*MATERIAL*:
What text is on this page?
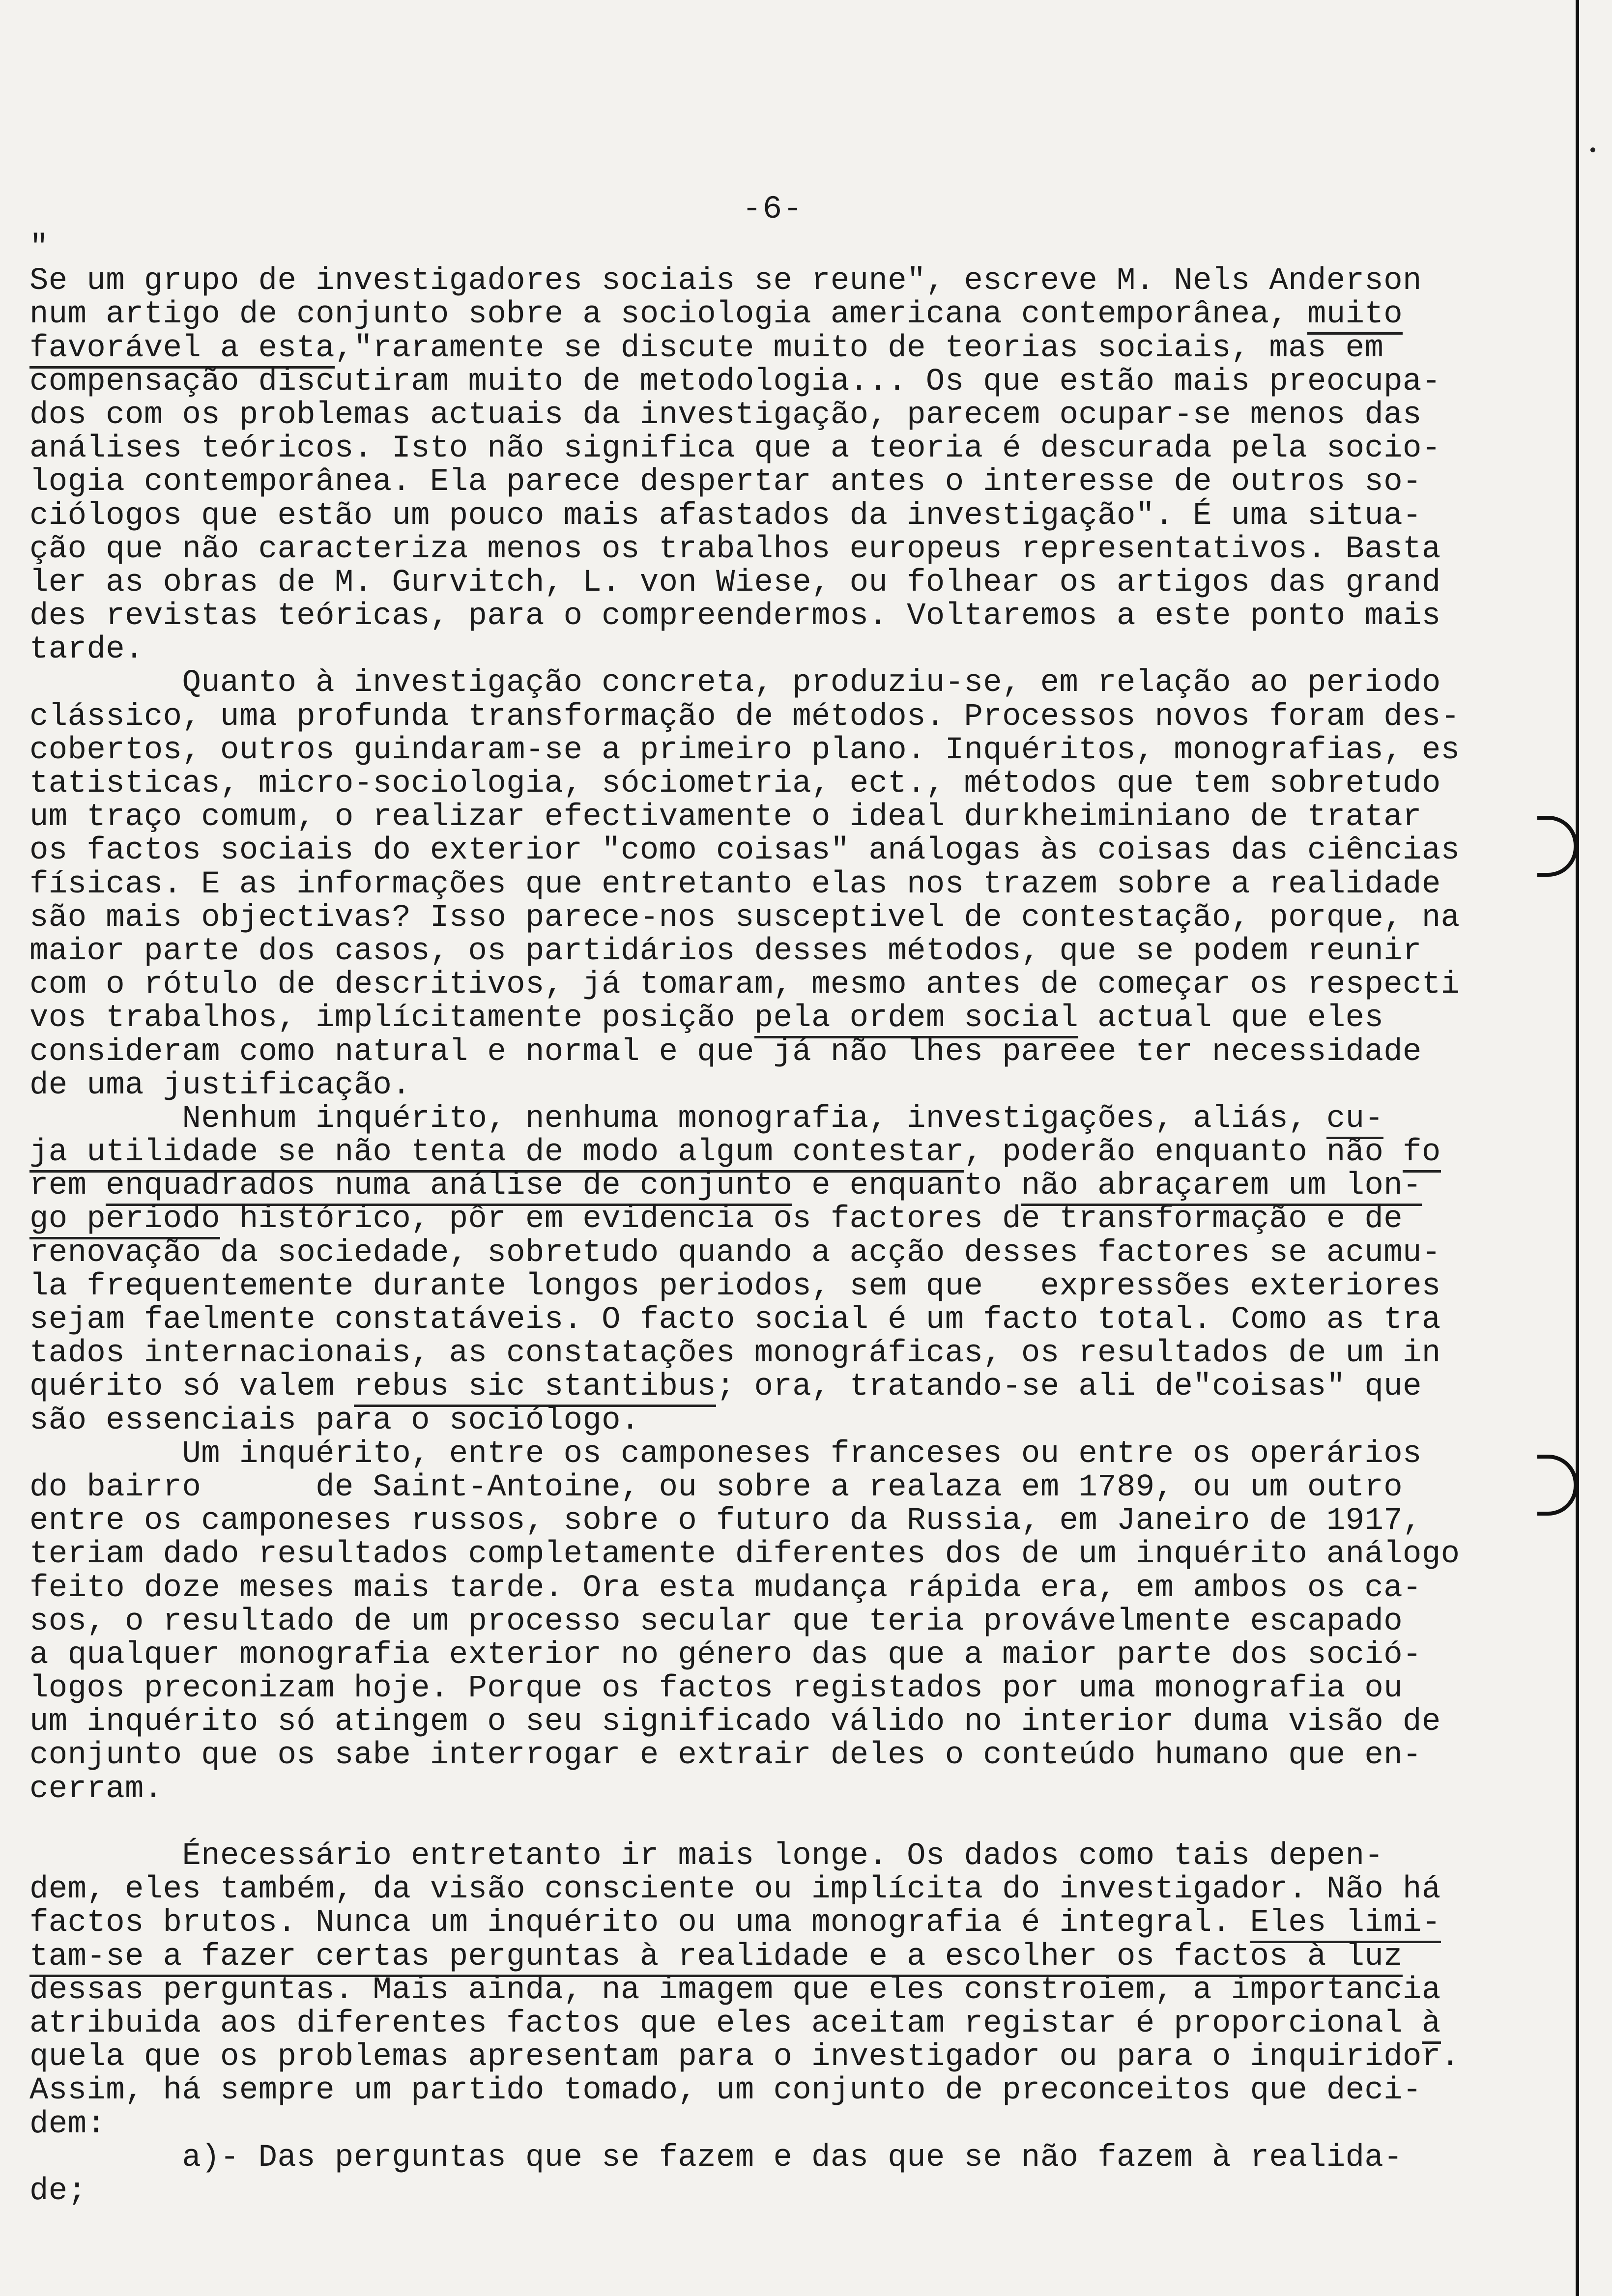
-6-
"
Se um grupo de investigadores sociais se reune", escreve M. Nels Anderson
num artigo de conjunto sobre a sociologia americana contemporânea, muito
favorável a esta,"raramente se discute muito de teorias sociais, mas em
compensação discutiram muito de metodologia... Os que estão mais preocupa-
dos com os problemas actuais da investigação, parecem ocupar-se menos das
análises teóricos. Isto não significa que a teoria é descurada pela socio-
logia contemporânea. Ela parece despertar antes o interesse de outros so-
ciólogos que estão um pouco mais afastados da investigação". É uma situa-
ção que não caracteriza menos os trabalhos europeus representativos. Basta
ler as obras de M. Gurvitch, L. von Wiese, ou folhear os artigos das grand
des revistas teóricas, para o compreendermos. Voltaremos a este ponto mais
tarde.
Quanto à investigação concreta, produziu-se, em relação ao periodo
clássico, uma profunda transformação de métodos. Processos novos foram des-
cobertos, outros guindaram-se a primeiro plano. Inquéritos, monografias, es
tatisticas, micro-sociologia, sóciometria, ect., métodos que tem sobretudo
um traço comum, o realizar efectivamente o ideal durkheiminiano de tratar
os factos sociais do exterior "como coisas" análogas às coisas das ciências
físicas. E as informações que entretanto elas nos trazem sobre a realidade
são mais objectivas? Isso parece-nos susceptivel de contestação, porque, na
maior parte dos casos, os partidários desses métodos, que se podem reunir
com o rótulo de descritivos, já tomaram, mesmo antes de começar os respecti
vos trabalhos, implícitamente posição pela ordem social actual que eles
consideram como natural e normal e que já não lhes pareee ter necessidade
de uma justificação.
Nenhum inquérito, nenhuma monografia, investigações, aliás, cu-
ja utilidade se não tenta de modo algum contestar, poderão enquanto não fo
rem enquadrados numa análise de conjunto e enquanto não abraçarem um lon-
go periodo histórico, pôr em evidencia os factores de transformação e de
renovação da sociedade, sobretudo quando a acção desses factores se acumu-
la frequentemente durante longos periodos, sem que   expressões exteriores
sejam faelmente constatáveis. O facto social é um facto total. Como as tra
tados internacionais, as constatações monográficas, os resultados de um in
quérito só valem rebus sic stantibus; ora, tratando-se ali de"coisas" que
são essenciais para o sociólogo.
Um inquérito, entre os camponeses franceses ou entre os operários
do bairro      de Saint-Antoine, ou sobre a realaza em 1789, ou um outro
entre os camponeses russos, sobre o futuro da Russia, em Janeiro de 1917,
teriam dado resultados completamente diferentes dos de um inquérito análogo
feito doze meses mais tarde. Ora esta mudança rápida era, em ambos os ca-
sos, o resultado de um processo secular que teria provávelmente escapado
a qualquer monografia exterior no género das que a maior parte dos soció-
logos preconizam hoje. Porque os factos registados por uma monografia ou
um inquérito só atingem o seu significado válido no interior duma visão de
conjunto que os sabe interrogar e extrair deles o conteúdo humano que en-
cerram.
Énecessário entretanto ir mais longe. Os dados como tais depen-
dem, eles também, da visão consciente ou implícita do investigador. Não há
factos brutos. Nunca um inquérito ou uma monografia é integral. Eles limi-
tam-se a fazer certas perguntas à realidade e a escolher os factos à luz
dessas perguntas. Mais ainda, na imagem que eles constroiem, a importancia
atribuida aos diferentes factos que eles aceitam registar é proporcional à
quela que os problemas apresentam para o investigador ou para o inquiridor.
Assim, há sempre um partido tomado, um conjunto de preconceitos que deci-
dem:
a)- Das perguntas que se fazem e das que se não fazem à realida-
de;
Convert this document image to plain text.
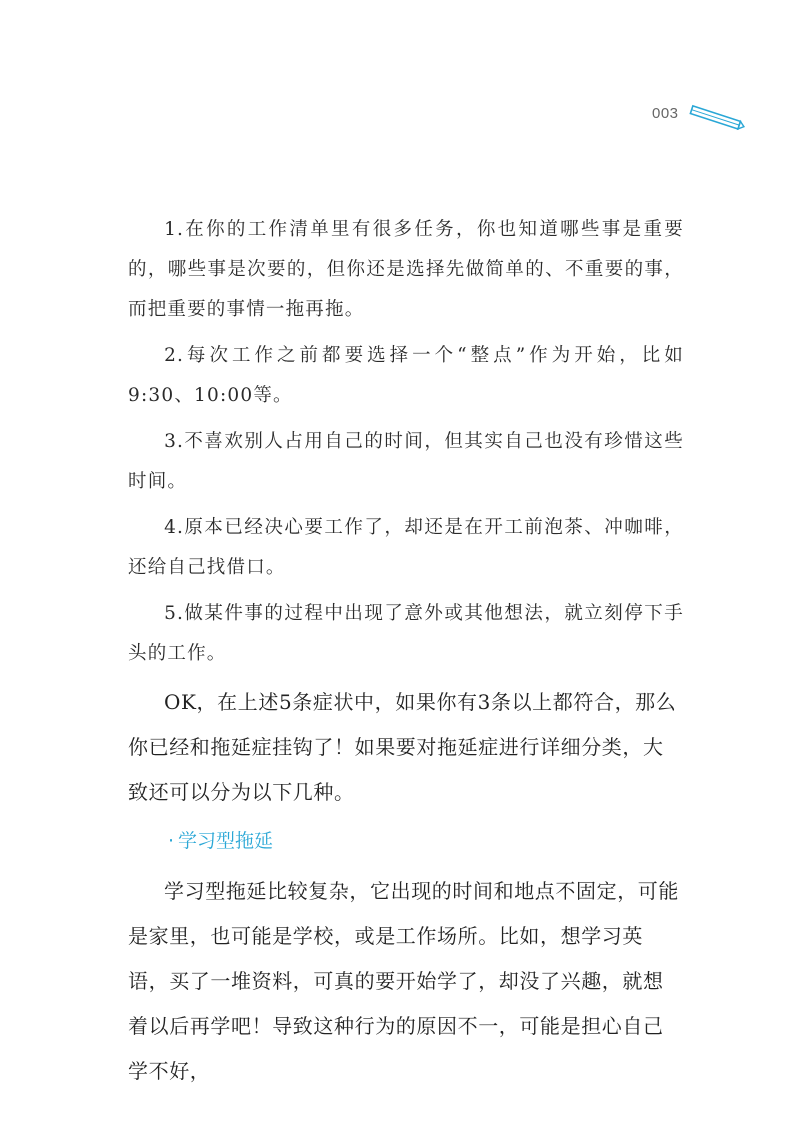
003

1.在你的工作清单里有很多任务，你也知道哪些事是重要的，哪些事是次要的，但你还是选择先做简单的、不重要的事，而把重要的事情一拖再拖。

2.每次工作之前都要选择一个“整点”作为开始，比如9:30、10:00等。

3.不喜欢别人占用自己的时间，但其实自己也没有珍惜这些时间。

4.原本已经决心要工作了，却还是在开工前泡茶、冲咖啡，还给自己找借口。

5.做某件事的过程中出现了意外或其他想法，就立刻停下手头的工作。

OK，在上述5条症状中，如果你有3条以上都符合，那么你已经和拖延症挂钩了！如果要对拖延症进行详细分类，大致还可以分为以下几种。

· 学习型拖延

学习型拖延比较复杂，它出现的时间和地点不固定，可能是家里，也可能是学校，或是工作场所。比如，想学习英语，买了一堆资料，可真的要开始学了，却没了兴趣，就想着以后再学吧！导致这种行为的原因不一，可能是担心自己学不好，
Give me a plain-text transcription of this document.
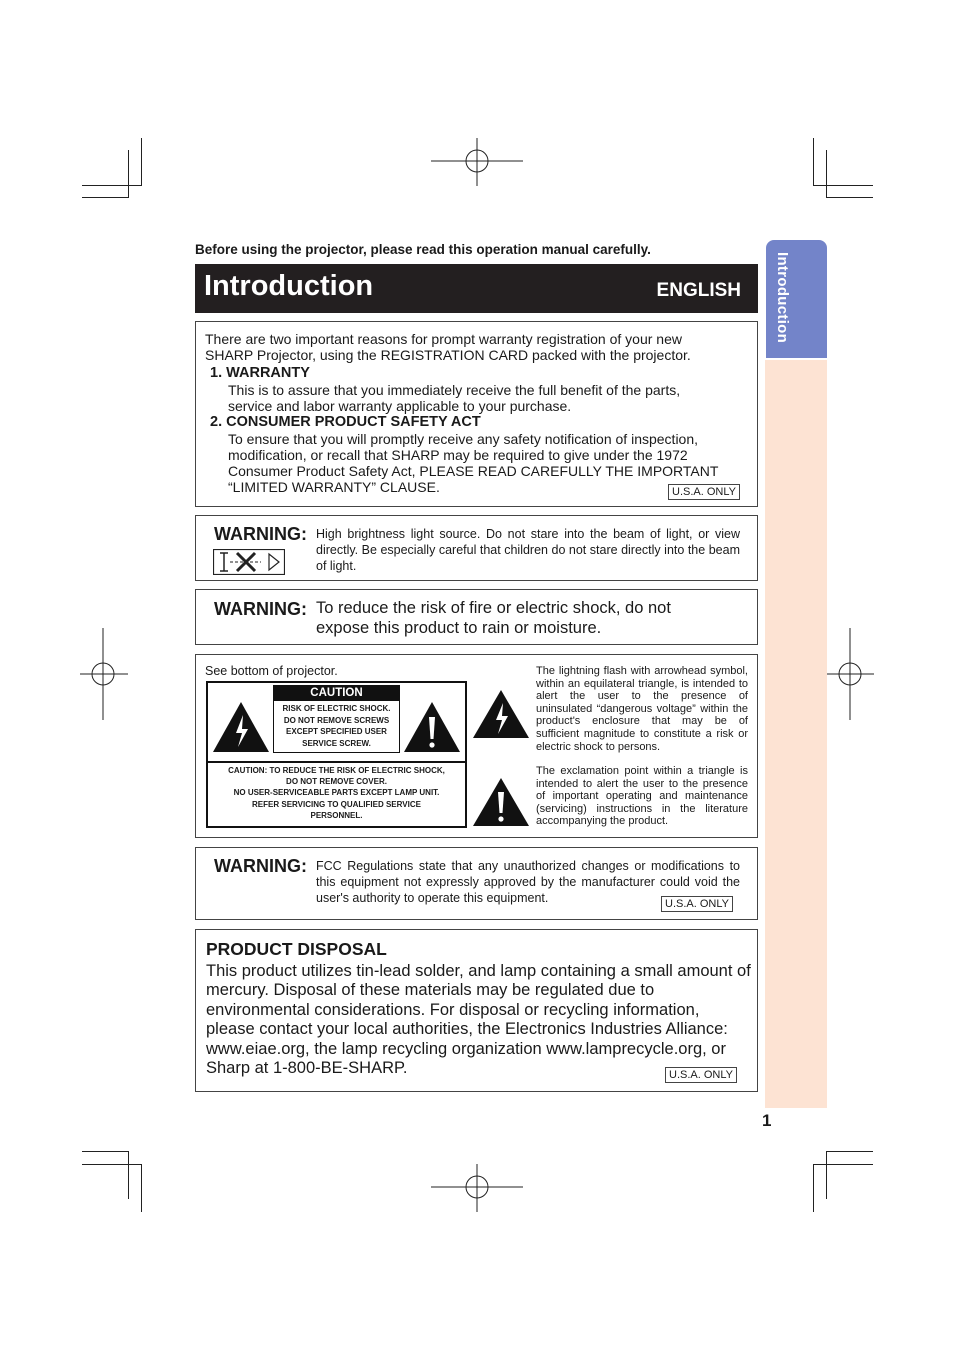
Introduction
Before using the projector, please read this operation manual carefully.
Introduction	ENGLISH
There are two important reasons for prompt warranty registration of your new SHARP Projector, using the REGISTRATION CARD packed with the projector.
1. WARRANTY
This is to assure that you immediately receive the full benefit of the parts, service and labor warranty applicable to your purchase.
2. CONSUMER PRODUCT SAFETY ACT
To ensure that you will promptly receive any safety notification of inspection, modification, or recall that SHARP may be required to give under the 1972 Consumer Product Safety Act, PLEASE READ CAREFULLY THE IMPORTANT “LIMITED WARRANTY” CLAUSE.	U.S.A. ONLY
WARNING: High brightness light source. Do not stare into the beam of light, or view directly. Be especially careful that children do not stare directly into the beam of light.
WARNING: To reduce the risk of fire or electric shock, do not expose this product to rain or moisture.
See bottom of projector.
CAUTION
RISK OF ELECTRIC SHOCK.
DO NOT REMOVE SCREWS
EXCEPT SPECIFIED USER
SERVICE SCREW.
CAUTION: TO REDUCE THE RISK OF ELECTRIC SHOCK,
DO NOT REMOVE COVER.
NO USER-SERVICEABLE PARTS EXCEPT LAMP UNIT.
REFER SERVICING TO QUALIFIED SERVICE
PERSONNEL.
The lightning flash with arrowhead symbol, within an equilateral triangle, is intended to alert the user to the presence of uninsulated “dangerous voltage” within the product's enclosure that may be of sufficient magnitude to constitute a risk or electric shock to persons.
The exclamation point within a triangle is intended to alert the user to the presence of important operating and maintenance (servicing) instructions in the literature accompanying the product.
WARNING: FCC Regulations state that any unauthorized changes or modifications to this equipment not expressly approved by the manufacturer could void the user's authority to operate this equipment.	U.S.A. ONLY
PRODUCT DISPOSAL
This product utilizes tin-lead solder, and lamp containing a small amount of mercury. Disposal of these materials may be regulated due to environmental considerations. For disposal or recycling information, please contact your local authorities, the Electronics Industries Alliance: www.eiae.org, the lamp recycling organization www.lamprecycle.org, or Sharp at 1-800-BE-SHARP.	U.S.A. ONLY
1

*WRITTEN TASK*: Strip out the pictures and quote the remaining data word for word.

*RESULT*:
What text is on this page?
-6-
"
Se um grupo de investigadores sociais se reune", escreve M. Nels Anderson
num artigo de conjunto sobre a sociologia americana contemporânea, muito
favorável a esta,"raramente se discute muito de teorias sociais, mas em
compensação discutiram muito de metodologia... Os que estão mais preocupa-
dos com os problemas actuais da investigação, parecem ocupar-se menos das
análises teóricos. Isto não significa que a teoria é descurada pela socio-
logia contemporânea. Ela parece despertar antes o interesse de outros so-
ciólogos que estão um pouco mais afastados da investigação". É uma situa-
ção que não caracteriza menos os trabalhos europeus representativos. Basta
ler as obras de M. Gurvitch, L. von Wiese, ou folhear os artigos das grand
des revistas teóricas, para o compreendermos. Voltaremos a este ponto mais
tarde.
Quanto à investigação concreta, produziu-se, em relação ao periodo
clássico, uma profunda transformação de métodos. Processos novos foram des-
cobertos, outros guindaram-se a primeiro plano. Inquéritos, monografias, es
tatisticas, micro-sociologia, sóciometria, ect., métodos que tem sobretudo
um traço comum, o realizar efectivamente o ideal durkheiminiano de tratar
os factos sociais do exterior "como coisas" análogas às coisas das ciências
físicas. E as informações que entretanto elas nos trazem sobre a realidade
são mais objectivas? Isso parece-nos susceptivel de contestação, porque, na
maior parte dos casos, os partidários desses métodos, que se podem reunir
com o rótulo de descritivos, já tomaram, mesmo antes de começar os respecti
vos trabalhos, implícitamente posição pela ordem social actual que eles
consideram como natural e normal e que já não lhes pareee ter necessidade
de uma justificação.
Nenhum inquérito, nenhuma monografia, investigações, aliás, cu-
ja utilidade se não tenta de modo algum contestar, poderão enquanto não fo
rem enquadrados numa análise de conjunto e enquanto não abraçarem um lon-
go periodo histórico, pôr em evidencia os factores de transformação e de
renovação da sociedade, sobretudo quando a acção desses factores se acumu-
la frequentemente durante longos periodos, sem que   expressões exteriores
sejam faelmente constatáveis. O facto social é um facto total. Como as tra
tados internacionais, as constatações monográficas, os resultados de um in
quérito só valem rebus sic stantibus; ora, tratando-se ali de"coisas" que
são essenciais para o sociólogo.
Um inquérito, entre os camponeses franceses ou entre os operários
do bairro      de Saint-Antoine, ou sobre a realaza em 1789, ou um outro
entre os camponeses russos, sobre o futuro da Russia, em Janeiro de 1917,
teriam dado resultados completamente diferentes dos de um inquérito análogo
feito doze meses mais tarde. Ora esta mudança rápida era, em ambos os ca-
sos, o resultado de um processo secular que teria provávelmente escapado
a qualquer monografia exterior no género das que a maior parte dos soció-
logos preconizam hoje. Porque os factos registados por uma monografia ou
um inquérito só atingem o seu significado válido no interior duma visão de
conjunto que os sabe interrogar e extrair deles o conteúdo humano que en-
cerram.
Énecessário entretanto ir mais longe. Os dados como tais depen-
dem, eles também, da visão consciente ou implícita do investigador. Não há
factos brutos. Nunca um inquérito ou uma monografia é integral. Eles limi-
tam-se a fazer certas perguntas à realidade e a escolher os factos à luz
dessas perguntas. Mais ainda, na imagem que eles constroiem, a importancia
atribuida aos diferentes factos que eles aceitam registar é proporcional à
quela que os problemas apresentam para o investigador ou para o inquiridor.
Assim, há sempre um partido tomado, um conjunto de preconceitos que deci-
dem:
a)- Das perguntas que se fazem e das que se não fazem à realida-
de;
Convert this document image to plain text.
003

1.在你的工作清单里有很多任务，你也知道哪些事是重要的，哪些事是次要的，但你还是选择先做简单的、不重要的事，而把重要的事情一拖再拖。

2.每次工作之前都要选择一个“整点”作为开始，比如9:30、10:00等。

3.不喜欢别人占用自己的时间，但其实自己也没有珍惜这些时间。

4.原本已经决心要工作了，却还是在开工前泡茶、冲咖啡，还给自己找借口。

5.做某件事的过程中出现了意外或其他想法，就立刻停下手头的工作。

OK，在上述5条症状中，如果你有3条以上都符合，那么你已经和拖延症挂钩了！如果要对拖延症进行详细分类，大致还可以分为以下几种。

· 学习型拖延

学习型拖延比较复杂，它出现的时间和地点不固定，可能是家里，也可能是学校，或是工作场所。比如，想学习英语，买了一堆资料，可真的要开始学了，却没了兴趣，就想着以后再学吧！导致这种行为的原因不一，可能是担心自己学不好，
Give me a plain-text transcription of this document.
Introduction
Before using the projector, please read this operation manual carefully.
Introduction	ENGLISH
There are two important reasons for prompt warranty registration of your new SHARP Projector, using the REGISTRATION CARD packed with the projector.
1. WARRANTY
This is to assure that you immediately receive the full benefit of the parts, service and labor warranty applicable to your purchase.
2. CONSUMER PRODUCT SAFETY ACT
To ensure that you will promptly receive any safety notification of inspection, modification, or recall that SHARP may be required to give under the 1972 Consumer Product Safety Act, PLEASE READ CAREFULLY THE IMPORTANT “LIMITED WARRANTY” CLAUSE.	U.S.A. ONLY
WARNING: High brightness light source. Do not stare into the beam of light, or view directly. Be especially careful that children do not stare directly into the beam of light.
WARNING: To reduce the risk of fire or electric shock, do not expose this product to rain or moisture.
See bottom of projector.
CAUTION
RISK OF ELECTRIC SHOCK.
DO NOT REMOVE SCREWS
EXCEPT SPECIFIED USER
SERVICE SCREW.
CAUTION: TO REDUCE THE RISK OF ELECTRIC SHOCK,
DO NOT REMOVE COVER.
NO USER-SERVICEABLE PARTS EXCEPT LAMP UNIT.
REFER SERVICING TO QUALIFIED SERVICE
PERSONNEL.
The lightning flash with arrowhead symbol, within an equilateral triangle, is intended to alert the user to the presence of uninsulated “dangerous voltage” within the product's enclosure that may be of sufficient magnitude to constitute a risk or electric shock to persons.
The exclamation point within a triangle is intended to alert the user to the presence of important operating and maintenance (servicing) instructions in the literature accompanying the product.
WARNING: FCC Regulations state that any unauthorized changes or modifications to this equipment not expressly approved by the manufacturer could void the user's authority to operate this equipment.	U.S.A. ONLY
PRODUCT DISPOSAL
This product utilizes tin-lead solder, and lamp containing a small amount of mercury. Disposal of these materials may be regulated due to environmental considerations. For disposal or recycling information, please contact your local authorities, the Electronics Industries Alliance: www.eiae.org, the lamp recycling organization www.lamprecycle.org, or Sharp at 1-800-BE-SHARP.	U.S.A. ONLY
1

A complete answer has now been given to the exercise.